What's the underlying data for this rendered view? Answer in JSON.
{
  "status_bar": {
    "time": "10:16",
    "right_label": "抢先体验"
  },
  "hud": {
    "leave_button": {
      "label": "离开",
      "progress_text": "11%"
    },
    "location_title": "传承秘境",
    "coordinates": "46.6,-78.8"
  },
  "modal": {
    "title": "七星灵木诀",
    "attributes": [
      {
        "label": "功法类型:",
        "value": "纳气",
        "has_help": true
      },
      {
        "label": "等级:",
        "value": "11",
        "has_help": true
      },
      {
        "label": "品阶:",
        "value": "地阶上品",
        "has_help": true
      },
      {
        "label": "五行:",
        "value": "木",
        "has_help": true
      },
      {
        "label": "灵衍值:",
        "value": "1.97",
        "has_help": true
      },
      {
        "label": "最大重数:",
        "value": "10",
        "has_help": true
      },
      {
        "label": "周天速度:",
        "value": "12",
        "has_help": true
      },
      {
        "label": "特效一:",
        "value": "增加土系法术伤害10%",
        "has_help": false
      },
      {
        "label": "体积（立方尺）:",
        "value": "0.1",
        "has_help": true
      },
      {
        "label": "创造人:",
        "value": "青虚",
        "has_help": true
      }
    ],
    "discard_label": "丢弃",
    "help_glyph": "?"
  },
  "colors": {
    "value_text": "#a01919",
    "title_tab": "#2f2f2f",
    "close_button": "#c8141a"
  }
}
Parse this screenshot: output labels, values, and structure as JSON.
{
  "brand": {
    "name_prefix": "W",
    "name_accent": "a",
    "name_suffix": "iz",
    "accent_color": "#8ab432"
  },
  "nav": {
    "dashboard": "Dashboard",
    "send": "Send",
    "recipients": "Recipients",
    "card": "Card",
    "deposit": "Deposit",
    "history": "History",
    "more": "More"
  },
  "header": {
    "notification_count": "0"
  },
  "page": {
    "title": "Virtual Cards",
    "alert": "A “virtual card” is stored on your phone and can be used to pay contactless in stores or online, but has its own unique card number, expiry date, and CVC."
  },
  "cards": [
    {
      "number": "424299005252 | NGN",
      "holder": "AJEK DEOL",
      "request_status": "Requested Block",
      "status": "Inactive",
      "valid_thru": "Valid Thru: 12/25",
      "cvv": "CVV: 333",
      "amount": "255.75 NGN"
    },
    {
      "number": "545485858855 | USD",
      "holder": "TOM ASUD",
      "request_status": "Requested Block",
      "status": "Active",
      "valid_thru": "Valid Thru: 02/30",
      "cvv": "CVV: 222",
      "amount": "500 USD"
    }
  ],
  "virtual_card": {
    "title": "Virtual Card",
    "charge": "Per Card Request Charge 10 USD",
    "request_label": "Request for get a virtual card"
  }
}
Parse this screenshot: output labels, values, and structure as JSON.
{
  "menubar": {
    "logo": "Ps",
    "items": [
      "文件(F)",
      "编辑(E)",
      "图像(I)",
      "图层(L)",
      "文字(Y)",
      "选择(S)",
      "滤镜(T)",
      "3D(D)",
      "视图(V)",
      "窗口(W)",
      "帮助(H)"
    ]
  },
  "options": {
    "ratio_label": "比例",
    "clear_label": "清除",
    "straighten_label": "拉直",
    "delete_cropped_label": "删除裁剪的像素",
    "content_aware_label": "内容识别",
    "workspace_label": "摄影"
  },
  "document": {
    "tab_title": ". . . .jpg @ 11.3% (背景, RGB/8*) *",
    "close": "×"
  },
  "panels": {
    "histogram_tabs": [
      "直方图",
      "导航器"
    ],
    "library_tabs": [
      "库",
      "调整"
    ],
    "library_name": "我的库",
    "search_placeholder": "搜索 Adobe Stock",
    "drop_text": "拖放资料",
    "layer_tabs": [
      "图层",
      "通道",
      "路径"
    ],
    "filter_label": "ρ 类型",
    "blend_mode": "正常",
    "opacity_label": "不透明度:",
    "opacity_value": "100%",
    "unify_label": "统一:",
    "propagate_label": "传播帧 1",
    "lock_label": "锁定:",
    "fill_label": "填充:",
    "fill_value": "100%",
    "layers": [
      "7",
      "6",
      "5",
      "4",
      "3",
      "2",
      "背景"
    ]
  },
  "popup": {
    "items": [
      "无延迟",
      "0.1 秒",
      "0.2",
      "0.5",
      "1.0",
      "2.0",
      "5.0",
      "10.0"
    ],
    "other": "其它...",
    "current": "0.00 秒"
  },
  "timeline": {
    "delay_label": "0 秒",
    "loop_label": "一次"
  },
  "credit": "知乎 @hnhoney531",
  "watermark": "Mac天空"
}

Aim of the exercise: Produce an exact copy of the whole listing.

Task answer:
What's the underlying data for this rendered view? Answer in JSON.
{
  "status_bar": {
    "time": "10:16",
    "right_label": "抢先体验"
  },
  "hud": {
    "leave_button": {
      "label": "离开",
      "progress_text": "11%"
    },
    "location_title": "传承秘境",
    "coordinates": "46.6,-78.8"
  },
  "modal": {
    "title": "七星灵木诀",
    "attributes": [
      {
        "label": "功法类型:",
        "value": "纳气",
        "has_help": true
      },
      {
        "label": "等级:",
        "value": "11",
        "has_help": true
      },
      {
        "label": "品阶:",
        "value": "地阶上品",
        "has_help": true
      },
      {
        "label": "五行:",
        "value": "木",
        "has_help": true
      },
      {
        "label": "灵衍值:",
        "value": "1.97",
        "has_help": true
      },
      {
        "label": "最大重数:",
        "value": "10",
        "has_help": true
      },
      {
        "label": "周天速度:",
        "value": "12",
        "has_help": true
      },
      {
        "label": "特效一:",
        "value": "增加土系法术伤害10%",
        "has_help": false
      },
      {
        "label": "体积（立方尺）:",
        "value": "0.1",
        "has_help": true
      },
      {
        "label": "创造人:",
        "value": "青虚",
        "has_help": true
      }
    ],
    "discard_label": "丢弃",
    "help_glyph": "?"
  },
  "colors": {
    "value_text": "#a01919",
    "title_tab": "#2f2f2f",
    "close_button": "#c8141a"
  }
}
Parse this screenshot: output labels, values, and structure as JSON.
{
  "brand": {
    "name_prefix": "W",
    "name_accent": "a",
    "name_suffix": "iz",
    "accent_color": "#8ab432"
  },
  "nav": {
    "dashboard": "Dashboard",
    "send": "Send",
    "recipients": "Recipients",
    "card": "Card",
    "deposit": "Deposit",
    "history": "History",
    "more": "More"
  },
  "header": {
    "notification_count": "0"
  },
  "page": {
    "title": "Virtual Cards",
    "alert": "A “virtual card” is stored on your phone and can be used to pay contactless in stores or online, but has its own unique card number, expiry date, and CVC."
  },
  "cards": [
    {
      "number": "424299005252 | NGN",
      "holder": "AJEK DEOL",
      "request_status": "Requested Block",
      "status": "Inactive",
      "valid_thru": "Valid Thru: 12/25",
      "cvv": "CVV: 333",
      "amount": "255.75 NGN"
    },
    {
      "number": "545485858855 | USD",
      "holder": "TOM ASUD",
      "request_status": "Requested Block",
      "status": "Active",
      "valid_thru": "Valid Thru: 02/30",
      "cvv": "CVV: 222",
      "amount": "500 USD"
    }
  ],
  "virtual_card": {
    "title": "Virtual Card",
    "charge": "Per Card Request Charge 10 USD",
    "request_label": "Request for get a virtual card"
  }
}
Parse this screenshot: output labels, values, and structure as JSON.
{
  "menubar": {
    "logo": "Ps",
    "items": [
      "文件(F)",
      "编辑(E)",
      "图像(I)",
      "图层(L)",
      "文字(Y)",
      "选择(S)",
      "滤镜(T)",
      "3D(D)",
      "视图(V)",
      "窗口(W)",
      "帮助(H)"
    ]
  },
  "options": {
    "ratio_label": "比例",
    "clear_label": "清除",
    "straighten_label": "拉直",
    "delete_cropped_label": "删除裁剪的像素",
    "content_aware_label": "内容识别",
    "workspace_label": "摄影"
  },
  "document": {
    "tab_title": ". . . .jpg @ 11.3% (背景, RGB/8*) *",
    "close": "×"
  },
  "panels": {
    "histogram_tabs": [
      "直方图",
      "导航器"
    ],
    "library_tabs": [
      "库",
      "调整"
    ],
    "library_name": "我的库",
    "search_placeholder": "搜索 Adobe Stock",
    "drop_text": "拖放资料",
    "layer_tabs": [
      "图层",
      "通道",
      "路径"
    ],
    "filter_label": "ρ 类型",
    "blend_mode": "正常",
    "opacity_label": "不透明度:",
    "opacity_value": "100%",
    "unify_label": "统一:",
    "propagate_label": "传播帧 1",
    "lock_label": "锁定:",
    "fill_label": "填充:",
    "fill_value": "100%",
    "layers": [
      "7",
      "6",
      "5",
      "4",
      "3",
      "2",
      "背景"
    ]
  },
  "popup": {
    "items": [
      "无延迟",
      "0.1 秒",
      "0.2",
      "0.5",
      "1.0",
      "2.0",
      "5.0",
      "10.0"
    ],
    "other": "其它...",
    "current": "0.00 秒"
  },
  "timeline": {
    "delay_label": "0 秒",
    "loop_label": "一次"
  },
  "credit": "知乎 @hnhoney531",
  "watermark": "Mac天空"
}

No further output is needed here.